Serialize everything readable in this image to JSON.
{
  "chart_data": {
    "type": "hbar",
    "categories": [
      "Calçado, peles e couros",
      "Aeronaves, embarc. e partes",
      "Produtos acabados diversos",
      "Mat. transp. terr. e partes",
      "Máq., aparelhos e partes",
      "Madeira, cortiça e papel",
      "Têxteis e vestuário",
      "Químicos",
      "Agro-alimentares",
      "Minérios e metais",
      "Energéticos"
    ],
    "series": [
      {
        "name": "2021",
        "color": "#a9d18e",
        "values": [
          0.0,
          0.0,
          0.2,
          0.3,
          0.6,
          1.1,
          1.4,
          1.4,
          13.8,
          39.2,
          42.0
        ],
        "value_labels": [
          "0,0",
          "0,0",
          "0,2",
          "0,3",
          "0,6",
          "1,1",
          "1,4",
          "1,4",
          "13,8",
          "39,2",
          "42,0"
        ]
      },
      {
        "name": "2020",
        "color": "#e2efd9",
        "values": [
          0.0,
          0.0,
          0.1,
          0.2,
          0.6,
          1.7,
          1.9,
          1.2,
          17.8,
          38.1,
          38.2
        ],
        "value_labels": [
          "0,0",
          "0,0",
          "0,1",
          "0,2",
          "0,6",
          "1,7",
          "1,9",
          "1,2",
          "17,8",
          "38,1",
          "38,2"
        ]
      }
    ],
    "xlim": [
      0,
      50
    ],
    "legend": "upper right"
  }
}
• • •
TASK:
Reproduce every record above exactly as it appears.

RESPONSE TO THE EXERCISE:
Serialize everything readable in this image to JSON.
{
  "chart_data": {
    "type": "hbar",
    "categories": [
      "Calçado, peles e couros",
      "Aeronaves, embarc. e partes",
      "Produtos acabados diversos",
      "Mat. transp. terr. e partes",
      "Máq., aparelhos e partes",
      "Madeira, cortiça e papel",
      "Têxteis e vestuário",
      "Químicos",
      "Agro-alimentares",
      "Minérios e metais",
      "Energéticos"
    ],
    "series": [
      {
        "name": "2021",
        "color": "#a9d18e",
        "values": [
          0.0,
          0.0,
          0.2,
          0.3,
          0.6,
          1.1,
          1.4,
          1.4,
          13.8,
          39.2,
          42.0
        ],
        "value_labels": [
          "0,0",
          "0,0",
          "0,2",
          "0,3",
          "0,6",
          "1,1",
          "1,4",
          "1,4",
          "13,8",
          "39,2",
          "42,0"
        ]
      },
      {
        "name": "2020",
        "color": "#e2efd9",
        "values": [
          0.0,
          0.0,
          0.1,
          0.2,
          0.6,
          1.7,
          1.9,
          1.2,
          17.8,
          38.1,
          38.2
        ],
        "value_labels": [
          "0,0",
          "0,0",
          "0,1",
          "0,2",
          "0,6",
          "1,7",
          "1,9",
          "1,2",
          "17,8",
          "38,1",
          "38,2"
        ]
      }
    ],
    "xlim": [
      0,
      50
    ],
    "legend": "upper right"
  }
}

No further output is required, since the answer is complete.